#### [Your task]
The entries below should be quoted exactly, with no pictures carried over.

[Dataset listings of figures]
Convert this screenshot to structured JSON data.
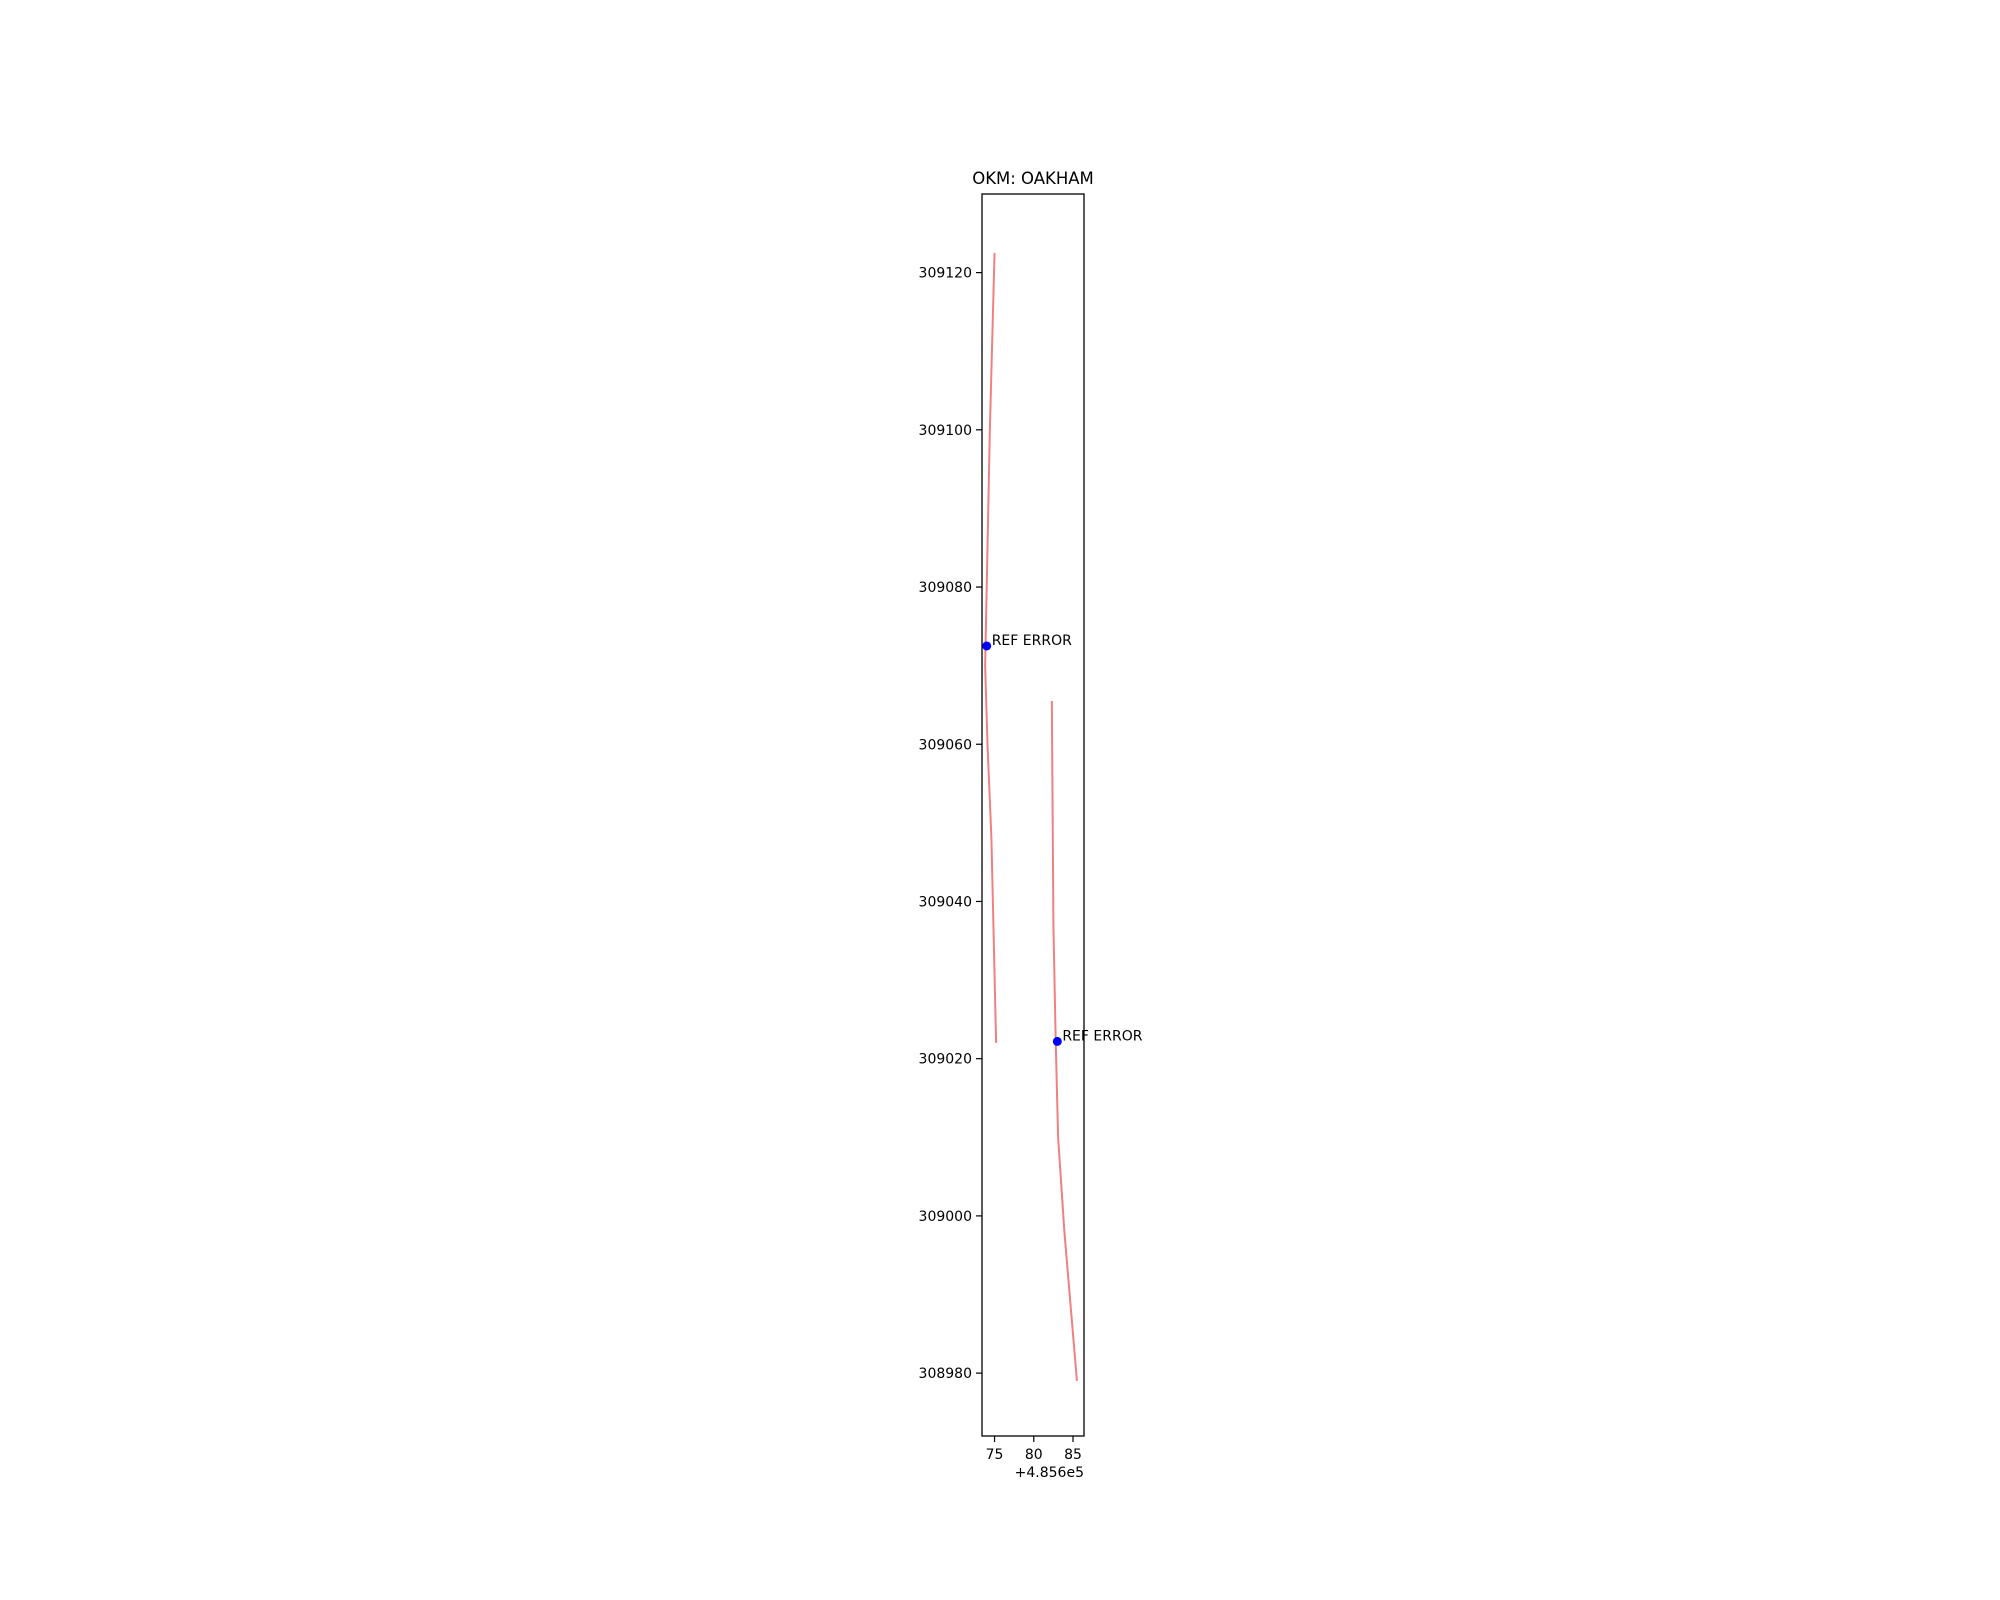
{
  "chart_data": {
    "type": "line",
    "title": "OKM: OAKHAM",
    "xlabel": "",
    "ylabel": "",
    "x_offset_label": "+4.856e5",
    "xlim": [
      73.4,
      86.4
    ],
    "ylim": [
      308972,
      309130
    ],
    "xticks": [
      {
        "value": 75,
        "label": "75"
      },
      {
        "value": 80,
        "label": "80"
      },
      {
        "value": 85,
        "label": "85"
      }
    ],
    "yticks": [
      {
        "value": 308980,
        "label": "308980"
      },
      {
        "value": 309000,
        "label": "309000"
      },
      {
        "value": 309020,
        "label": "309020"
      },
      {
        "value": 309040,
        "label": "309040"
      },
      {
        "value": 309060,
        "label": "309060"
      },
      {
        "value": 309080,
        "label": "309080"
      },
      {
        "value": 309100,
        "label": "309100"
      },
      {
        "value": 309120,
        "label": "309120"
      }
    ],
    "grid": false,
    "series": [
      {
        "type": "line",
        "color": "#f08080",
        "points": [
          [
            75.0,
            309122.5
          ],
          [
            74.4,
            309100
          ],
          [
            74.0,
            309080
          ],
          [
            73.8,
            309070
          ],
          [
            74.1,
            309060
          ],
          [
            74.6,
            309048
          ],
          [
            75.2,
            309022
          ]
        ]
      },
      {
        "type": "line",
        "color": "#f08080",
        "points": [
          [
            82.3,
            309065.5
          ],
          [
            82.5,
            309037
          ],
          [
            82.8,
            309022
          ],
          [
            83.1,
            309010
          ],
          [
            83.9,
            308998
          ],
          [
            85.5,
            308979
          ]
        ]
      }
    ],
    "points": [
      {
        "x": 74.0,
        "y": 309072.5,
        "color": "#0000ff",
        "label": "REF ERROR"
      },
      {
        "x": 83.0,
        "y": 309022.2,
        "color": "#0000ff",
        "label": "REF ERROR"
      }
    ]
  }
}
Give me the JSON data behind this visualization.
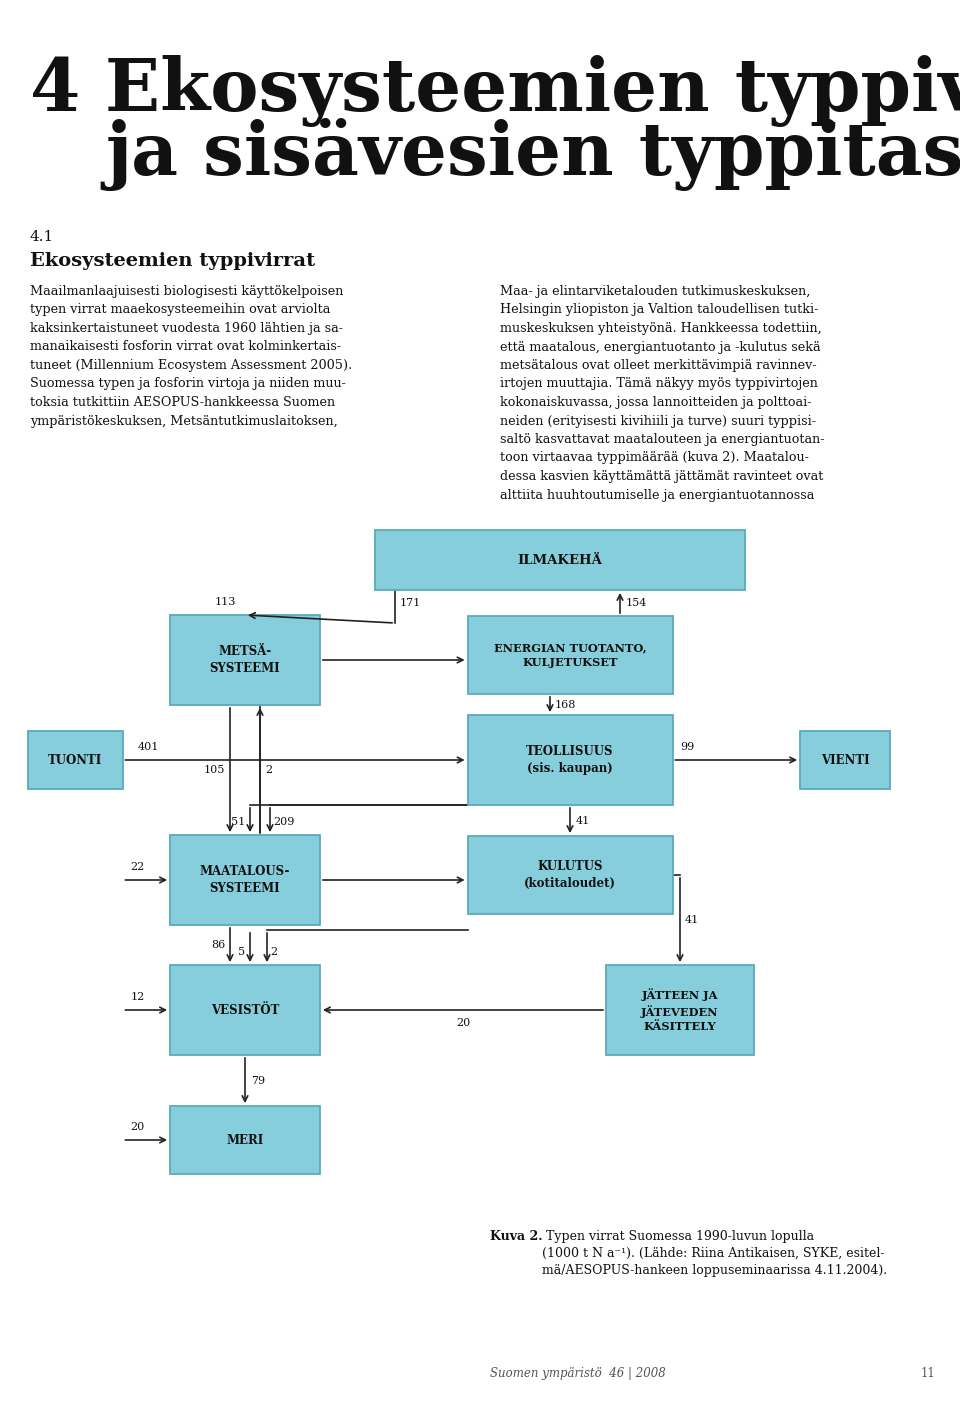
{
  "title_number": "4",
  "title_line1": "Ekosysteemien typpivirrat",
  "title_line2": "ja sisävesien typpitase",
  "section_number": "4.1",
  "section_title": "Ekosysteemien typpivirrat",
  "body_text_left": "Maailmanlaajuisesti biologisesti käyttökelpoisen\ntypen virrat maaekosysteemeihin ovat arviolta\nkaksinkertaistuneet vuodesta 1960 lähtien ja sa-\nmanaikaisesti fosforin virrat ovat kolminkertais-\ntuneet (Millennium Ecosystem Assessment 2005).\nSuomessa typen ja fosforin virtoja ja niiden muu-\ntoksia tutkittiin AESOPUS-hankkeessa Suomen\nympäristökeskuksen, Metsäntutkimuslaitoksen,",
  "body_text_right": "Maa- ja elintarviketalouden tutkimuskeskuksen,\nHelsingin yliopiston ja Valtion taloudellisen tutki-\nmuskeskuksen yhteistyönä. Hankkeessa todettiin,\nettä maatalous, energiantuotanto ja -kulutus sekä\nmetsätalous ovat olleet merkittävimpiä ravinnev-\nirtojen muuttajia. Tämä näkyy myös typpivirtojen\nkokonaiskuvassa, jossa lannoitteiden ja polttoai-\nneiden (erityisesti kivihiili ja turve) suuri typpisi-\nsaltö kasvattavat maatalouteen ja energiantuotan-\ntoon virtaavaa typpimäärää (kuva 2). Maatalou-\ndessa kasvien käyttämättä jättämät ravinteet ovat\nalttiita huuhtoutumiselle ja energiantuotannossa",
  "caption_bold": "Kuva 2.",
  "caption_text": " Typen virrat Suomessa 1990-luvun lopulla\n(1000 t N a⁻¹). (Lähde: Riina Antikaisen, SYKE, esitel-\nmä/AESOPUS-hankeen loppuseminaarissa 4.11.2004).",
  "footer": "Suomen ympäristö  46 | 2008",
  "footer_page": "11",
  "box_fill": "#87CEDC",
  "box_edge": "#5AAABB",
  "background": "#FFFFFF",
  "text_color": "#1A1A1A"
}
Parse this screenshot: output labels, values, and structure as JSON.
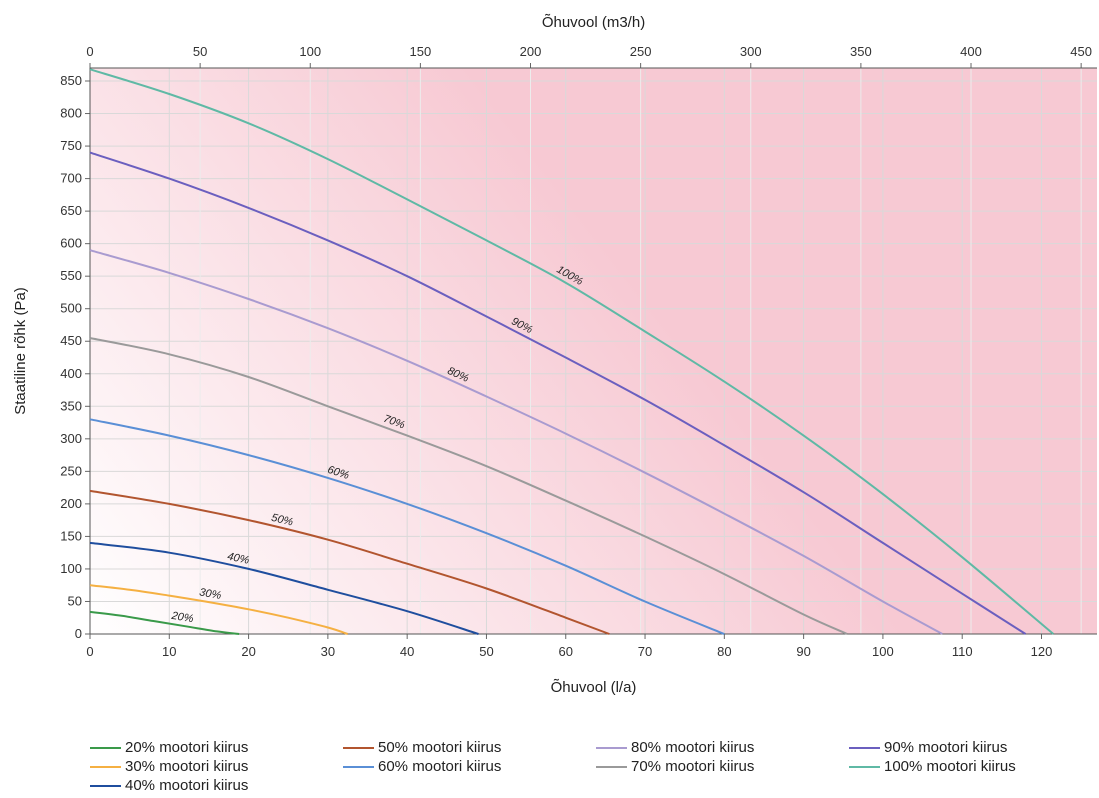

#### [Output]
Convert this screenshot to structured JSON data.
{
  "chart_data": {
    "type": "line",
    "title": "OKM: OAKHAM",
    "xlabel": "",
    "ylabel": "",
    "x_offset_label": "+4.856e5",
    "xlim": [
      73.4,
      86.4
    ],
    "ylim": [
      308972,
      309130
    ],
    "xticks": [
      {
        "value": 75,
        "label": "75"
      },
      {
        "value": 80,
        "label": "80"
      },
      {
        "value": 85,
        "label": "85"
      }
    ],
    "yticks": [
      {
        "value": 308980,
        "label": "308980"
      },
      {
        "value": 309000,
        "label": "309000"
      },
      {
        "value": 309020,
        "label": "309020"
      },
      {
        "value": 309040,
        "label": "309040"
      },
      {
        "value": 309060,
        "label": "309060"
      },
      {
        "value": 309080,
        "label": "309080"
      },
      {
        "value": 309100,
        "label": "309100"
      },
      {
        "value": 309120,
        "label": "309120"
      }
    ],
    "grid": false,
    "series": [
      {
        "type": "line",
        "color": "#f08080",
        "points": [
          [
            75.0,
            309122.5
          ],
          [
            74.4,
            309100
          ],
          [
            74.0,
            309080
          ],
          [
            73.8,
            309070
          ],
          [
            74.1,
            309060
          ],
          [
            74.6,
            309048
          ],
          [
            75.2,
            309022
          ]
        ]
      },
      {
        "type": "line",
        "color": "#f08080",
        "points": [
          [
            82.3,
            309065.5
          ],
          [
            82.5,
            309037
          ],
          [
            82.8,
            309022
          ],
          [
            83.1,
            309010
          ],
          [
            83.9,
            308998
          ],
          [
            85.5,
            308979
          ]
        ]
      }
    ],
    "points": [
      {
        "x": 74.0,
        "y": 309072.5,
        "color": "#0000ff",
        "label": "REF ERROR"
      },
      {
        "x": 83.0,
        "y": 309022.2,
        "color": "#0000ff",
        "label": "REF ERROR"
      }
    ]
  }
}
Give me the JSON data behind this visualization.
{
  "title_number": "4",
  "title_line1": "Ekosysteemien typpivirrat",
  "title_line2": "ja sisävesien typpitase",
  "section_number": "4.1",
  "section_title": "Ekosysteemien typpivirrat",
  "body_text_left": "Maailmanlaajuisesti biologisesti käyttökelpoisen\ntypen virrat maaekosysteemeihin ovat arviolta\nkaksinkertaistuneet vuodesta 1960 lähtien ja sa-\nmanaikaisesti fosforin virrat ovat kolminkertais-\ntuneet (Millennium Ecosystem Assessment 2005).\nSuomessa typen ja fosforin virtoja ja niiden muu-\ntoksia tutkittiin AESOPUS-hankkeessa Suomen\nympäristökeskuksen, Metsäntutkimuslaitoksen,",
  "body_text_right": "Maa- ja elintarviketalouden tutkimuskeskuksen,\nHelsingin yliopiston ja Valtion taloudellisen tutki-\nmuskeskuksen yhteistyönä. Hankkeessa todettiin,\nettä maatalous, energiantuotanto ja -kulutus sekä\nmetsätalous ovat olleet merkittävimpiä ravinnev-\nirtojen muuttajia. Tämä näkyy myös typpivirtojen\nkokonaiskuvassa, jossa lannoitteiden ja polttoai-\nneiden (erityisesti kivihiili ja turve) suuri typpisi-\nsaltö kasvattavat maatalouteen ja energiantuotan-\ntoon virtaavaa typpimäärää (kuva 2). Maatalou-\ndessa kasvien käyttämättä jättämät ravinteet ovat\nalttiita huuhtoutumiselle ja energiantuotannossa",
  "caption_bold": "Kuva 2.",
  "caption_text": " Typen virrat Suomessa 1990-luvun lopulla\n(1000 t N a⁻¹). (Lähde: Riina Antikaisen, SYKE, esitel-\nmä/AESOPUS-hankeen loppuseminaarissa 4.11.2004).",
  "footer": "Suomen ympäristö  46 | 2008",
  "footer_page": "11",
  "box_fill": "#87CEDC",
  "box_edge": "#5AAABB",
  "background": "#FFFFFF",
  "text_color": "#1A1A1A"
}
Parse this screenshot: output labels, values, and structure as JSON.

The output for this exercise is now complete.